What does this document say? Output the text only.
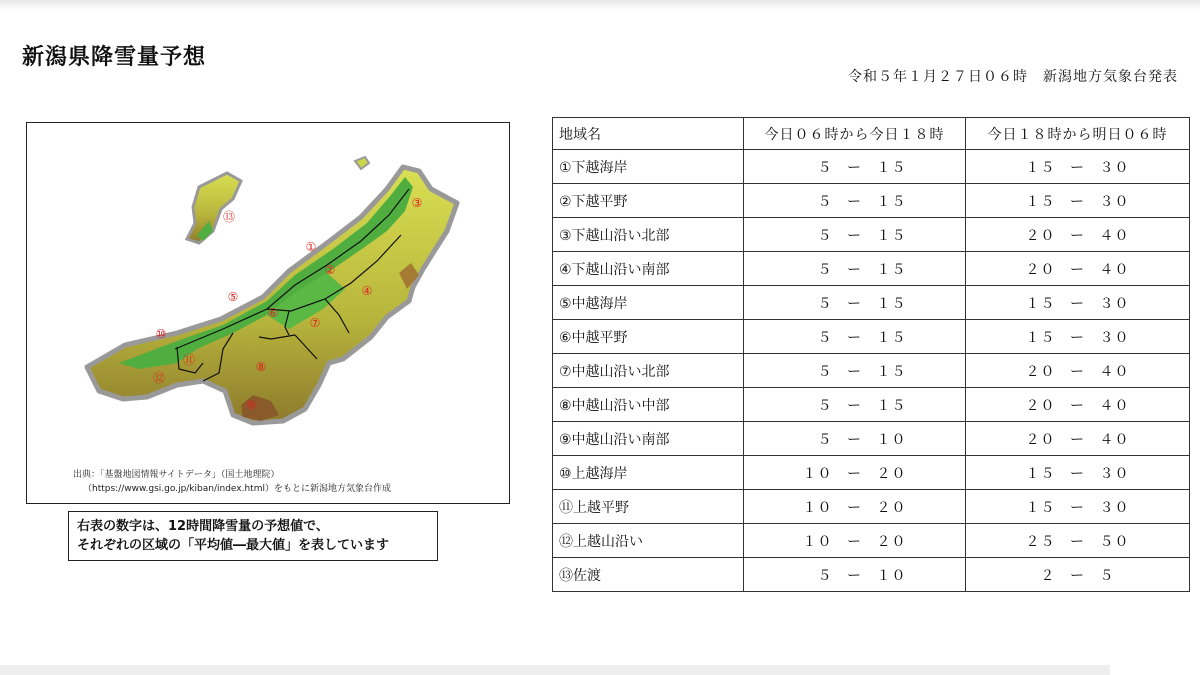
新潟県降雪量予想
令和５年１月２７日０６時　新潟地方気象台発表
①
②
③
④
⑤
⑥
⑦
⑧
⑨
⑩
⑪
⑫
⑬
出典：「基盤地図情報サイトデータ」（国土地理院）
（https://www.gsi.go.jp/kiban/index.html）をもとに新潟地方気象台作成
右表の数字は、12時間降雪量の予想値で、
それぞれの区域の「平均値―最大値」を表しています
地域名	今日０６時から今日１８時	今日１８時から明日０６時
①下越海岸	５ ー １５	１５ ー ３０
②下越平野	５ ー １５	１５ ー ３０
③下越山沿い北部	５ ー １５	２０ ー ４０
④下越山沿い南部	５ ー １５	２０ ー ４０
⑤中越海岸	５ ー １５	１５ ー ３０
⑥中越平野	５ ー １５	１５ ー ３０
⑦中越山沿い北部	５ ー １５	２０ ー ４０
⑧中越山沿い中部	５ ー １５	２０ ー ４０
⑨中越山沿い南部	５ ー １０	２０ ー ４０
⑩上越海岸	１０ ー ２０	１５ ー ３０
⑪上越平野	１０ ー ２０	１５ ー ３０
⑫上越山沿い	１０ ー ２０	２５ ー ５０
⑬佐渡	５ ー １０	２ ー ５
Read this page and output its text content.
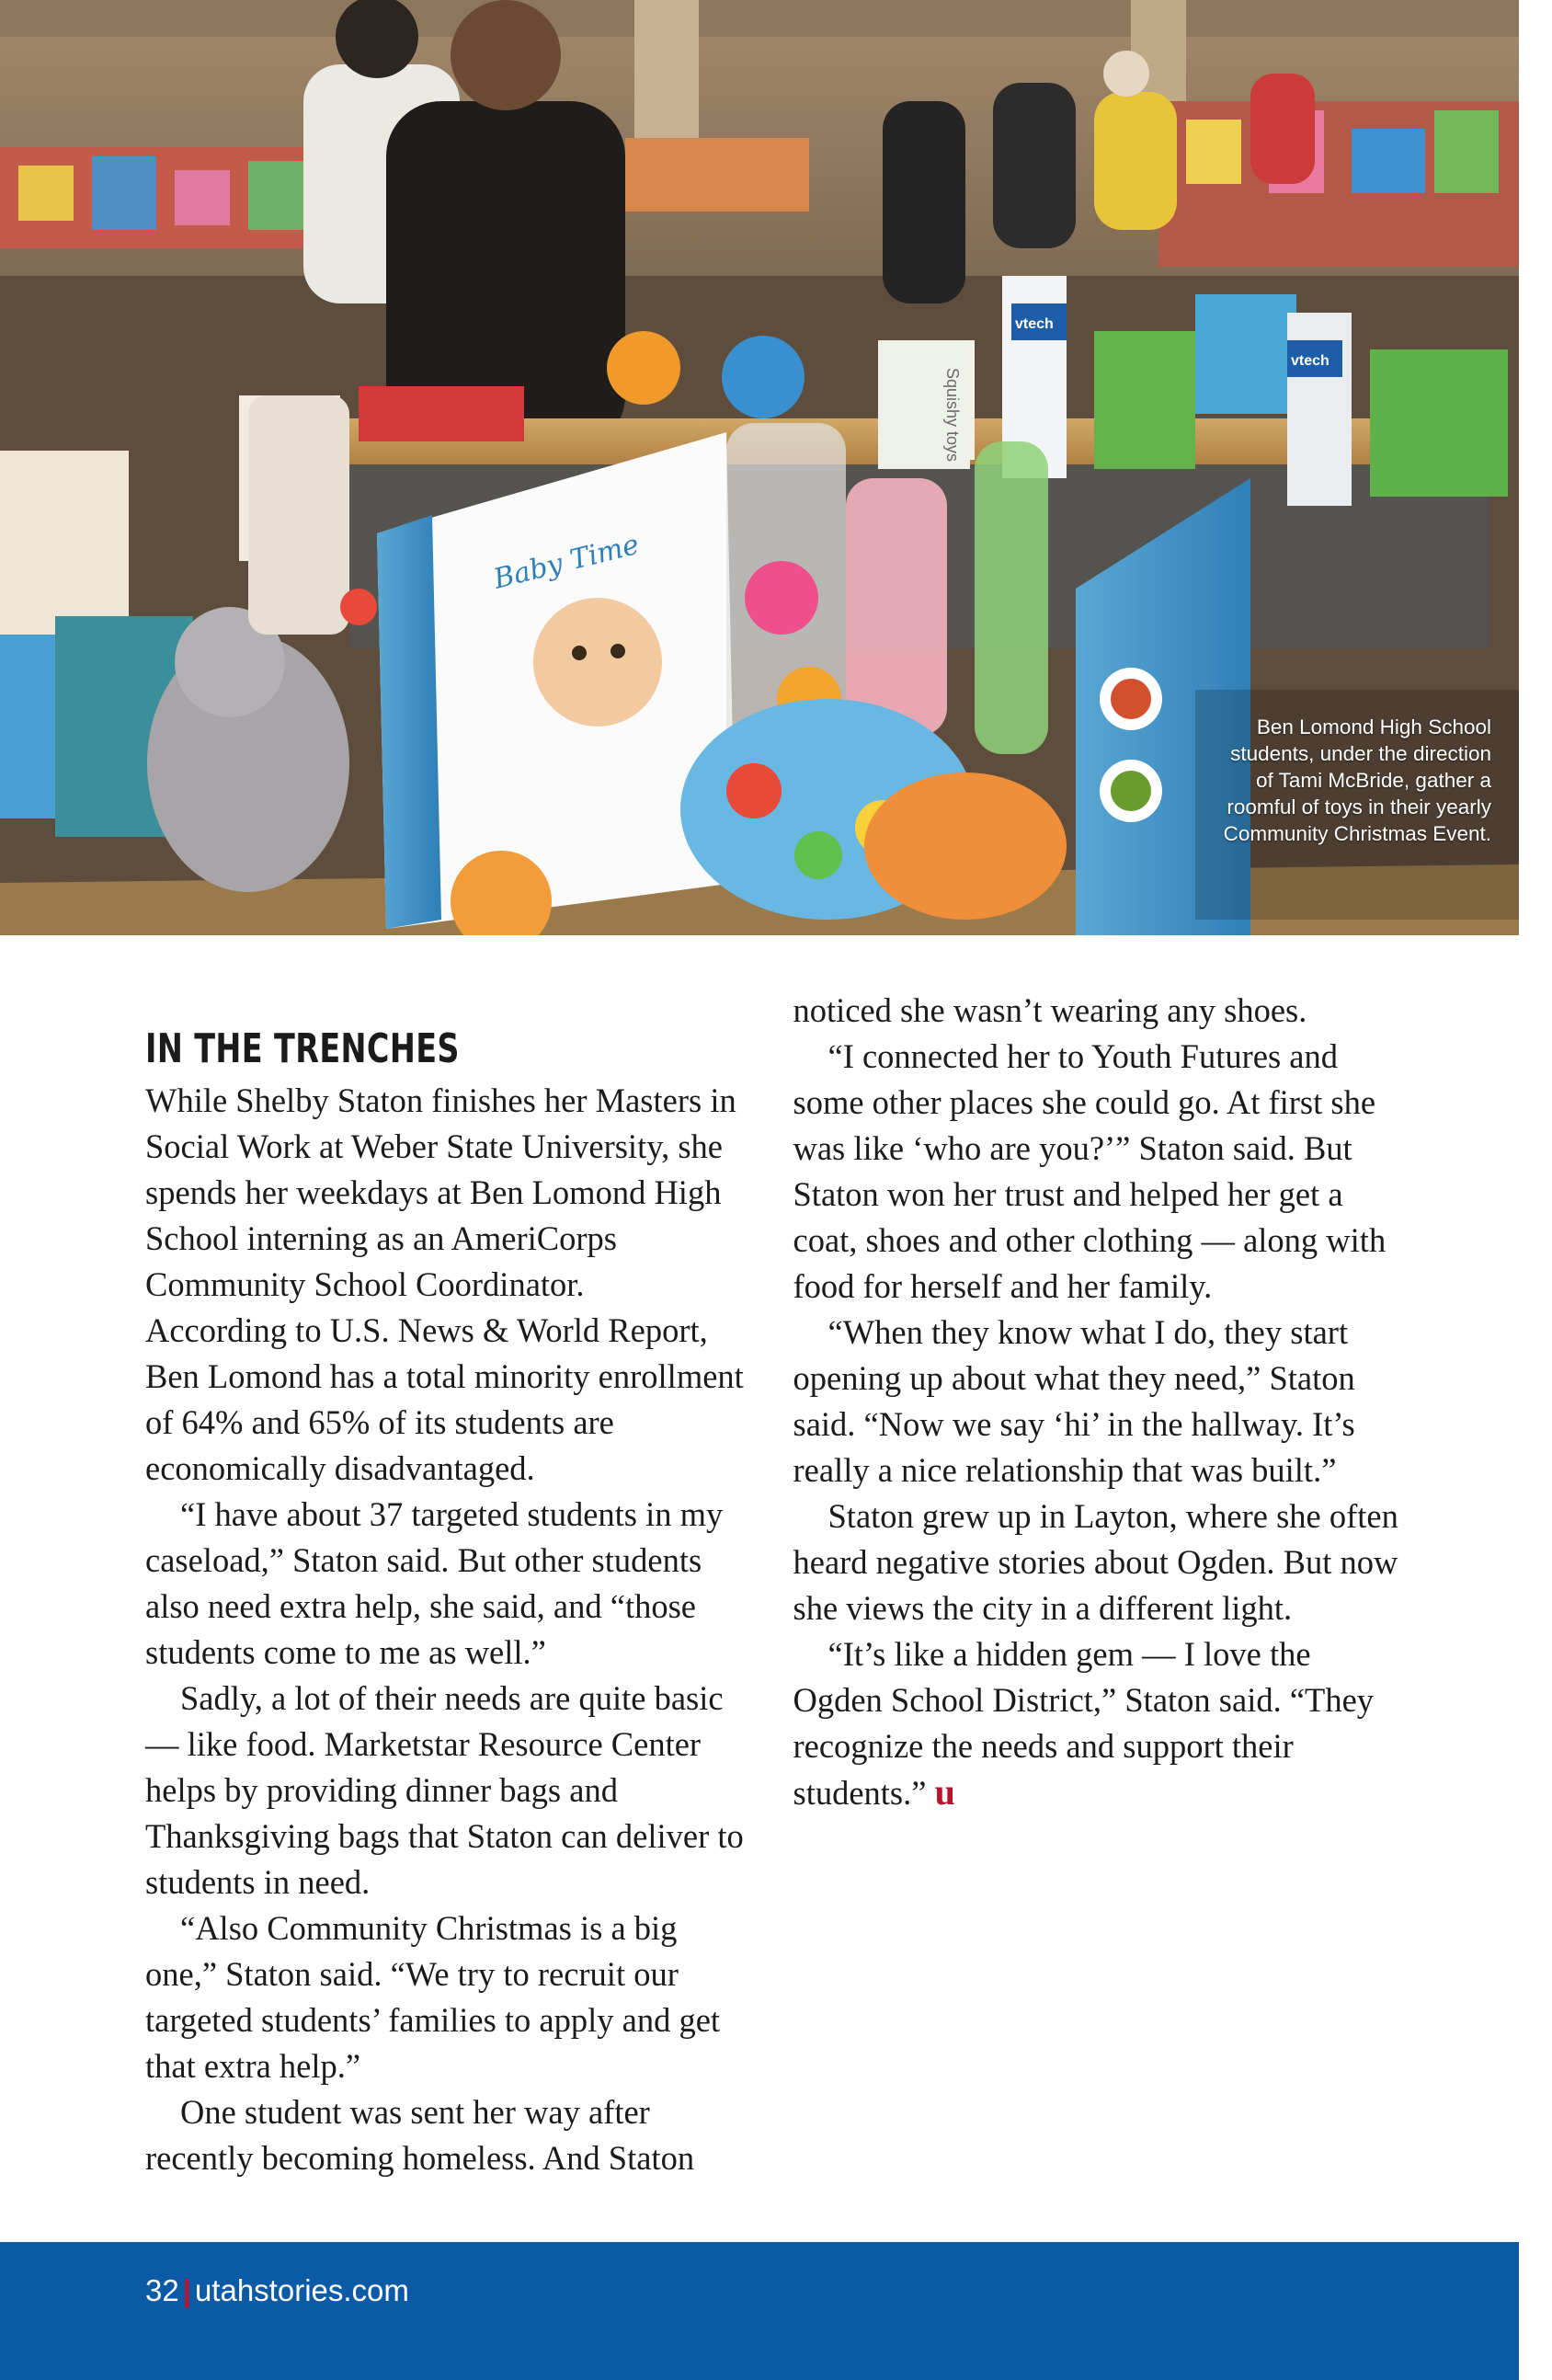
Baby Time
vtech
vtech
Squishy toys
Ben Lomond High School students, under the direction of Tami McBride, gather a roomful of toys in their yearly Community Christmas Event.
IN THE TRENCHES

While Shelby Staton finishes her Masters in Social Work at Weber State University, she spends her weekdays at Ben Lomond High School interning as an AmeriCorps Community School Coordinator.

According to U.S. News & World Report, Ben Lomond has a total minority enrollment of 64% and 65% of its students are economically disadvantaged.

“I have about 37 targeted students in my caseload,” Staton said. But other students also need extra help, she said, and “those students come to me as well.”

Sadly, a lot of their needs are quite basic — like food. Marketstar Resource Center helps by providing dinner bags and Thanksgiving bags that Staton can deliver to students in need.

“Also Community Christmas is a big one,” Staton said. “We try to recruit our targeted students’ families to apply and get that extra help.”

One student was sent her way after recently becoming homeless. And Staton noticed she wasn’t wearing any shoes.

“I connected her to Youth Futures and some other places she could go. At first she was like ‘who are you?’” Staton said. But Staton won her trust and helped her get a coat, shoes and other clothing — along with food for herself and her family.

“When they know what I do, they start opening up about what they need,” Staton said. “Now we say ‘hi’ in the hallway. It’s really a nice relationship that was built.”

Staton grew up in Layton, where she often heard negative stories about Ogden. But now she views the city in a different light.

“It’s like a hidden gem — I love the Ogden School District,” Staton said. “They recognize the needs and support their students.” u

32 | utahstories.com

### [EXERCISE DIRECTIONS]
Extract from the data every line where "Ogden" shows up.

### [RESPONSE TO THIS TASK]
Staton grew up in Layton, where she often heard negative stories about Ogden. But now she views the city in a different light.
“It’s like a hidden gem — I love the Ogden School District,” Staton said. “They recognize the needs and support their students.” u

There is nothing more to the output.